▸ Written request:
Every record must be transcribed in its entirety, apart from the images, which are to be omitted.

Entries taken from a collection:
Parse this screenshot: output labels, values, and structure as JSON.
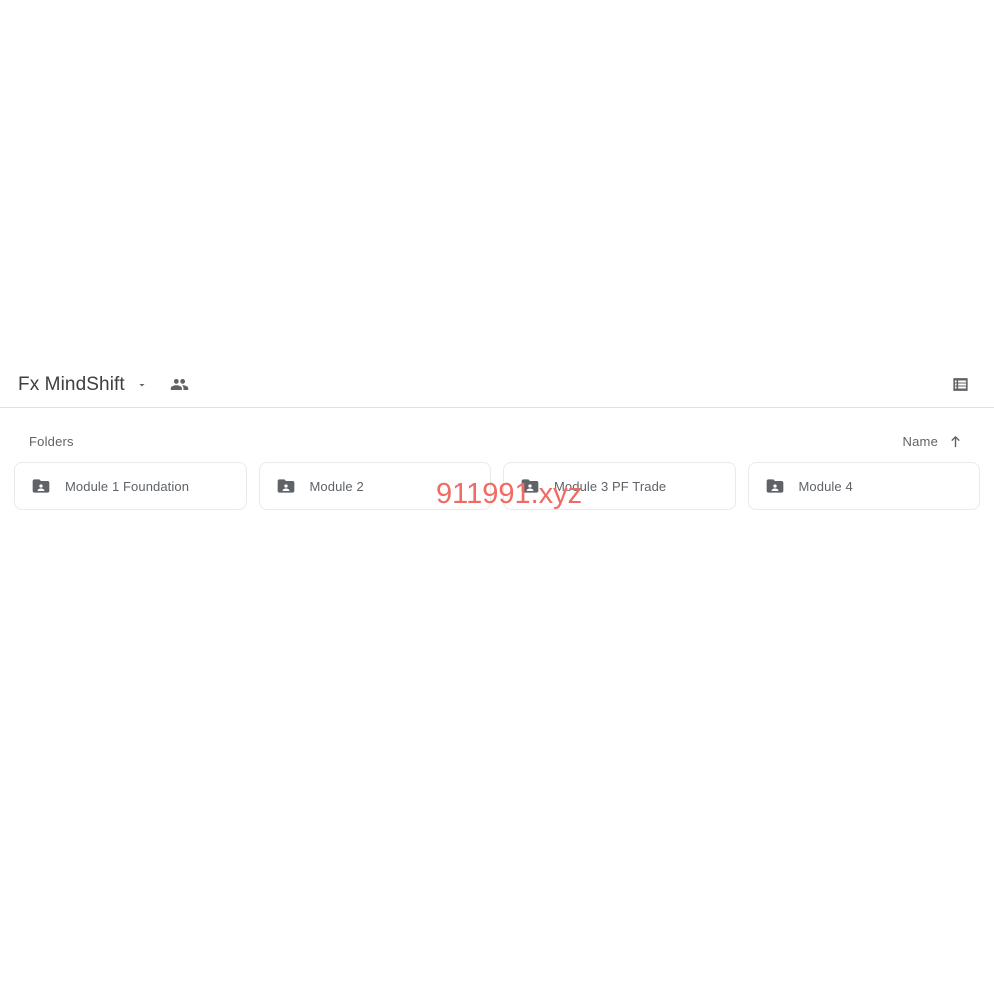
{
  "page": {
    "background": "#ffffff",
    "watermark": {
      "text": "911991.xyz",
      "color": "#ef6b63"
    }
  },
  "header": {
    "title": "Fx MindShift",
    "dropdown_icon": "chevron-down-icon",
    "shared_icon": "people-icon",
    "view_toggle_icon": "list-view-icon",
    "title_color": "#3c4043"
  },
  "section": {
    "label": "Folders",
    "sort": {
      "label": "Name",
      "direction_icon": "arrow-up-icon"
    }
  },
  "folders": [
    {
      "name": "Module 1 Foundation",
      "icon": "shared-folder-icon"
    },
    {
      "name": "Module 2",
      "icon": "shared-folder-icon"
    },
    {
      "name": "Module 3 PF Trade",
      "icon": "shared-folder-icon"
    },
    {
      "name": "Module 4",
      "icon": "shared-folder-icon"
    }
  ]
}
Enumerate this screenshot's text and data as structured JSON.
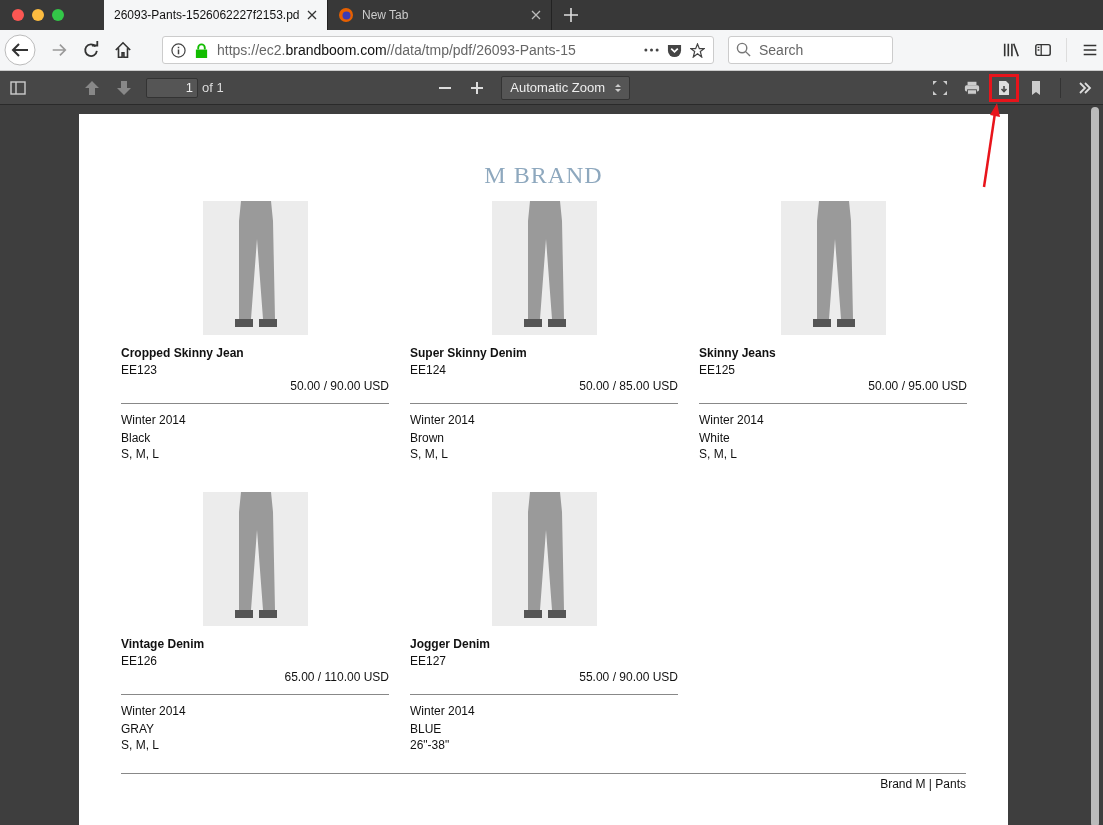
{
  "tabs": [
    {
      "title": "26093-Pants-1526062227f2153.pd",
      "selected": true
    },
    {
      "title": "New Tab",
      "selected": false
    }
  ],
  "address_bar": {
    "url_scheme": "https://ec2.",
    "url_domain": "brandboom.com",
    "url_path": "//data/tmp/pdf/26093-Pants-15"
  },
  "search": {
    "placeholder": "Search"
  },
  "pdf_toolbar": {
    "page_number": "1",
    "page_count": "of 1",
    "zoom": "Automatic Zoom",
    "download_highlighted": true
  },
  "document": {
    "title": "M BRAND",
    "products": [
      {
        "name": "Cropped Skinny Jean",
        "code": "EE123",
        "price": "50.00 / 90.00 USD",
        "season": "Winter 2014",
        "shade": "Black",
        "sizes": "S, M, L"
      },
      {
        "name": "Super Skinny Denim",
        "code": "EE124",
        "price": "50.00 / 85.00 USD",
        "season": "Winter 2014",
        "shade": "Brown",
        "sizes": "S, M, L"
      },
      {
        "name": "Skinny Jeans",
        "code": "EE125",
        "price": "50.00 / 95.00 USD",
        "season": "Winter 2014",
        "shade": "White",
        "sizes": "S, M, L"
      },
      {
        "name": "Vintage Denim",
        "code": "EE126",
        "price": "65.00 / 110.00 USD",
        "season": "Winter 2014",
        "shade": "GRAY",
        "sizes": "S, M, L"
      },
      {
        "name": "Jogger Denim",
        "code": "EE127",
        "price": "55.00 / 90.00 USD",
        "season": "Winter 2014",
        "shade": "BLUE",
        "sizes": "26\"-38\""
      }
    ],
    "footer": "Brand M | Pants"
  }
}
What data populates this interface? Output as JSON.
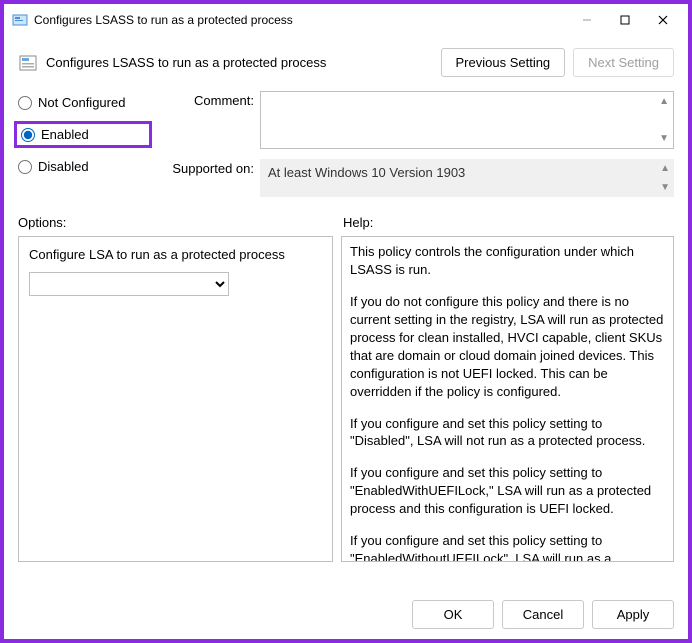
{
  "window": {
    "title": "Configures LSASS to run as a protected process"
  },
  "header": {
    "title": "Configures LSASS to run as a protected process",
    "prev_btn": "Previous Setting",
    "next_btn": "Next Setting"
  },
  "state": {
    "not_configured": "Not Configured",
    "enabled": "Enabled",
    "disabled": "Disabled",
    "selected": "enabled"
  },
  "fields": {
    "comment_label": "Comment:",
    "comment_value": "",
    "supported_label": "Supported on:",
    "supported_value": "At least Windows 10 Version 1903"
  },
  "panels": {
    "options_label": "Options:",
    "help_label": "Help:"
  },
  "options": {
    "dropdown_label": "Configure LSA to run as a protected process",
    "dropdown_value": ""
  },
  "help": {
    "p1": "This policy controls the configuration under which LSASS is run.",
    "p2": "If you do not configure this policy and there is no current setting in the registry, LSA will run as protected process for clean installed, HVCI capable, client SKUs that are domain or cloud domain joined devices. This configuration is not UEFI locked. This can be overridden if the policy is configured.",
    "p3": "If you configure and set this policy setting to \"Disabled\", LSA will not run as a protected process.",
    "p4": "If you configure and set this policy setting to \"EnabledWithUEFILock,\" LSA will run as a protected process and this configuration is UEFI locked.",
    "p5": "If you configure and set this policy setting to \"EnabledWithoutUEFILock\", LSA will run as a protected process and this configuration is not UEFI locked."
  },
  "footer": {
    "ok": "OK",
    "cancel": "Cancel",
    "apply": "Apply"
  }
}
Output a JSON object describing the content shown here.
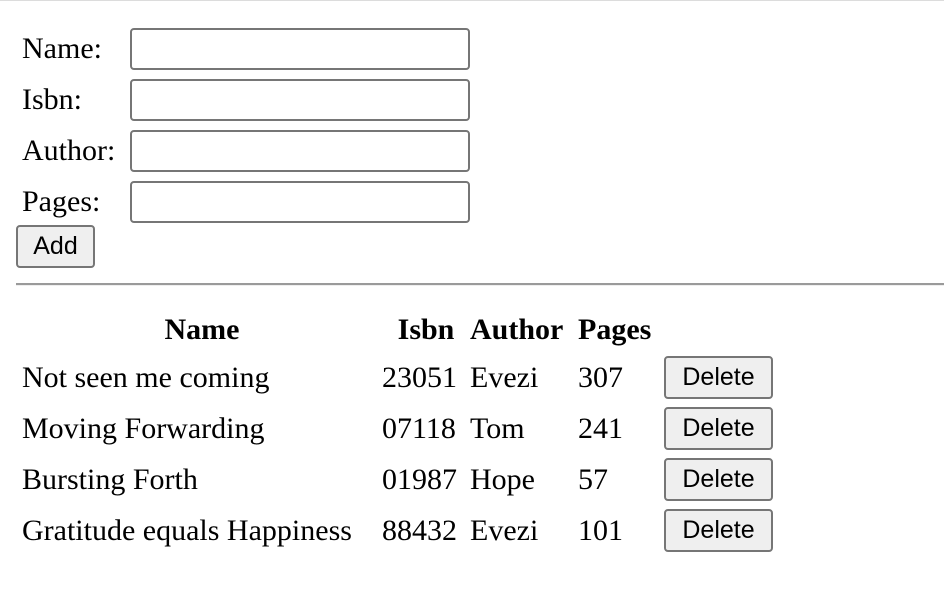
{
  "form": {
    "fields": [
      {
        "label": "Name:",
        "value": ""
      },
      {
        "label": "Isbn:",
        "value": ""
      },
      {
        "label": "Author:",
        "value": ""
      },
      {
        "label": "Pages:",
        "value": ""
      }
    ],
    "add_label": "Add"
  },
  "table": {
    "headers": {
      "name": "Name",
      "isbn": "Isbn",
      "author": "Author",
      "pages": "Pages"
    },
    "rows": [
      {
        "name": "Not seen me coming",
        "isbn": "23051",
        "author": "Evezi",
        "pages": "307",
        "action": "Delete"
      },
      {
        "name": "Moving Forwarding",
        "isbn": "07118",
        "author": "Tom",
        "pages": "241",
        "action": "Delete"
      },
      {
        "name": "Bursting Forth",
        "isbn": "01987",
        "author": "Hope",
        "pages": "57",
        "action": "Delete"
      },
      {
        "name": "Gratitude equals Happiness",
        "isbn": "88432",
        "author": "Evezi",
        "pages": "101",
        "action": "Delete"
      }
    ]
  }
}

▸ Answer to this problem:
Parse this screenshot: output labels, values, and structure as JSON.
{
  "page": {
    "background": "#ffffff",
    "watermark": {
      "text": "911991.xyz",
      "color": "#ef6b63"
    }
  },
  "header": {
    "title": "Fx MindShift",
    "dropdown_icon": "chevron-down-icon",
    "shared_icon": "people-icon",
    "view_toggle_icon": "list-view-icon",
    "title_color": "#3c4043"
  },
  "section": {
    "label": "Folders",
    "sort": {
      "label": "Name",
      "direction_icon": "arrow-up-icon"
    }
  },
  "folders": [
    {
      "name": "Module 1 Foundation",
      "icon": "shared-folder-icon"
    },
    {
      "name": "Module 2",
      "icon": "shared-folder-icon"
    },
    {
      "name": "Module 3 PF Trade",
      "icon": "shared-folder-icon"
    },
    {
      "name": "Module 4",
      "icon": "shared-folder-icon"
    }
  ]
}
Enumerate this screenshot's text and data as structured JSON.
{
  "tabs": [
    {
      "title": "26093-Pants-1526062227f2153.pd",
      "selected": true
    },
    {
      "title": "New Tab",
      "selected": false
    }
  ],
  "address_bar": {
    "url_scheme": "https://ec2.",
    "url_domain": "brandboom.com",
    "url_path": "//data/tmp/pdf/26093-Pants-15"
  },
  "search": {
    "placeholder": "Search"
  },
  "pdf_toolbar": {
    "page_number": "1",
    "page_count": "of 1",
    "zoom": "Automatic Zoom",
    "download_highlighted": true
  },
  "document": {
    "title": "M BRAND",
    "products": [
      {
        "name": "Cropped Skinny Jean",
        "code": "EE123",
        "price": "50.00 / 90.00 USD",
        "season": "Winter 2014",
        "shade": "Black",
        "sizes": "S, M, L"
      },
      {
        "name": "Super Skinny Denim",
        "code": "EE124",
        "price": "50.00 / 85.00 USD",
        "season": "Winter 2014",
        "shade": "Brown",
        "sizes": "S, M, L"
      },
      {
        "name": "Skinny Jeans",
        "code": "EE125",
        "price": "50.00 / 95.00 USD",
        "season": "Winter 2014",
        "shade": "White",
        "sizes": "S, M, L"
      },
      {
        "name": "Vintage Denim",
        "code": "EE126",
        "price": "65.00 / 110.00 USD",
        "season": "Winter 2014",
        "shade": "GRAY",
        "sizes": "S, M, L"
      },
      {
        "name": "Jogger Denim",
        "code": "EE127",
        "price": "55.00 / 90.00 USD",
        "season": "Winter 2014",
        "shade": "BLUE",
        "sizes": "26\"-38\""
      }
    ],
    "footer": "Brand M | Pants"
  }
}
What data populates this interface? Output as JSON.
{
  "window": {
    "title": "Configures LSASS to run as a protected process"
  },
  "header": {
    "title": "Configures LSASS to run as a protected process",
    "prev_btn": "Previous Setting",
    "next_btn": "Next Setting"
  },
  "state": {
    "not_configured": "Not Configured",
    "enabled": "Enabled",
    "disabled": "Disabled",
    "selected": "enabled"
  },
  "fields": {
    "comment_label": "Comment:",
    "comment_value": "",
    "supported_label": "Supported on:",
    "supported_value": "At least Windows 10 Version 1903"
  },
  "panels": {
    "options_label": "Options:",
    "help_label": "Help:"
  },
  "options": {
    "dropdown_label": "Configure LSA to run as a protected process",
    "dropdown_value": ""
  },
  "help": {
    "p1": "This policy controls the configuration under which LSASS is run.",
    "p2": "If you do not configure this policy and there is no current setting in the registry, LSA will run as protected process for clean installed, HVCI capable, client SKUs that are domain or cloud domain joined devices. This configuration is not UEFI locked. This can be overridden if the policy is configured.",
    "p3": "If you configure and set this policy setting to \"Disabled\", LSA will not run as a protected process.",
    "p4": "If you configure and set this policy setting to \"EnabledWithUEFILock,\" LSA will run as a protected process and this configuration is UEFI locked.",
    "p5": "If you configure and set this policy setting to \"EnabledWithoutUEFILock\", LSA will run as a protected process and this configuration is not UEFI locked."
  },
  "footer": {
    "ok": "OK",
    "cancel": "Cancel",
    "apply": "Apply"
  }
}
Output a JSON object describing the content shown here.
{
  "form": {
    "fields": [
      {
        "label": "Name:",
        "value": ""
      },
      {
        "label": "Isbn:",
        "value": ""
      },
      {
        "label": "Author:",
        "value": ""
      },
      {
        "label": "Pages:",
        "value": ""
      }
    ],
    "add_label": "Add"
  },
  "table": {
    "headers": {
      "name": "Name",
      "isbn": "Isbn",
      "author": "Author",
      "pages": "Pages"
    },
    "rows": [
      {
        "name": "Not seen me coming",
        "isbn": "23051",
        "author": "Evezi",
        "pages": "307",
        "action": "Delete"
      },
      {
        "name": "Moving Forwarding",
        "isbn": "07118",
        "author": "Tom",
        "pages": "241",
        "action": "Delete"
      },
      {
        "name": "Bursting Forth",
        "isbn": "01987",
        "author": "Hope",
        "pages": "57",
        "action": "Delete"
      },
      {
        "name": "Gratitude equals Happiness",
        "isbn": "88432",
        "author": "Evezi",
        "pages": "101",
        "action": "Delete"
      }
    ]
  }
}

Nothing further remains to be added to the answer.